*** Given records ***

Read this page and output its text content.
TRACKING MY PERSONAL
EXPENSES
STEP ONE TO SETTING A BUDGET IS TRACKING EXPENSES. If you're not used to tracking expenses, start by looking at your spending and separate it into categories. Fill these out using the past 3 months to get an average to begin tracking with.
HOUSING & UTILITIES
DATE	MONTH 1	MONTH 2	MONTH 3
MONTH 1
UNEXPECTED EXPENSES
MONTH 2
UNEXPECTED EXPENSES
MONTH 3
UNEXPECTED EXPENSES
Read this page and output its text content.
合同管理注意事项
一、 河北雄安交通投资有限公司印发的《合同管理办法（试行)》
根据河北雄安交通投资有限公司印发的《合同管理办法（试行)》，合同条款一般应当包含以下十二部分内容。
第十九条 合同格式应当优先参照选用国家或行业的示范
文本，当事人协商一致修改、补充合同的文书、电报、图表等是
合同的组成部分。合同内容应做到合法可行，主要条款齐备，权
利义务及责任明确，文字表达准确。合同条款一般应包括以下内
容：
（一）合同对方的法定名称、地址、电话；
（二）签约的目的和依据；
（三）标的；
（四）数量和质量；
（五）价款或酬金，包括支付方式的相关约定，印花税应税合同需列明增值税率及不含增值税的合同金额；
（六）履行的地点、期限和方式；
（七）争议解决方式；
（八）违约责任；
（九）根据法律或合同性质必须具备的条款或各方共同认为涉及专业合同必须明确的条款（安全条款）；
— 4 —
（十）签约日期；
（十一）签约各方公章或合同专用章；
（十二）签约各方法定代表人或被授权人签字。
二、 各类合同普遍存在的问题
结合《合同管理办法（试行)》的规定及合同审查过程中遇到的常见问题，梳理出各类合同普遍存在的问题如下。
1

***

> **Description of the task**: Extract all the material, leaving every line as it is.

> **Solution**:
Read this page and output its text content.
TRACKING MY PERSONAL
EXPENSES
STEP ONE TO SETTING A BUDGET IS TRACKING EXPENSES. If you're not used to tracking expenses, start by looking at your spending and separate it into categories. Fill these out using the past 3 months to get an average to begin tracking with.
HOUSING & UTILITIES
DATE	MONTH 1	MONTH 2	MONTH 3
MONTH 1
UNEXPECTED EXPENSES
MONTH 2
UNEXPECTED EXPENSES
MONTH 3
UNEXPECTED EXPENSES
Read this page and output its text content.
合同管理注意事项
一、 河北雄安交通投资有限公司印发的《合同管理办法（试行)》
根据河北雄安交通投资有限公司印发的《合同管理办法（试行)》，合同条款一般应当包含以下十二部分内容。
第十九条 合同格式应当优先参照选用国家或行业的示范
文本，当事人协商一致修改、补充合同的文书、电报、图表等是
合同的组成部分。合同内容应做到合法可行，主要条款齐备，权
利义务及责任明确，文字表达准确。合同条款一般应包括以下内
容：
（一）合同对方的法定名称、地址、电话；
（二）签约的目的和依据；
（三）标的；
（四）数量和质量；
（五）价款或酬金，包括支付方式的相关约定，印花税应税合同需列明增值税率及不含增值税的合同金额；
（六）履行的地点、期限和方式；
（七）争议解决方式；
（八）违约责任；
（九）根据法律或合同性质必须具备的条款或各方共同认为涉及专业合同必须明确的条款（安全条款）；
— 4 —
（十）签约日期；
（十一）签约各方公章或合同专用章；
（十二）签约各方法定代表人或被授权人签字。
二、 各类合同普遍存在的问题
结合《合同管理办法（试行)》的规定及合同审查过程中遇到的常见问题，梳理出各类合同普遍存在的问题如下。
1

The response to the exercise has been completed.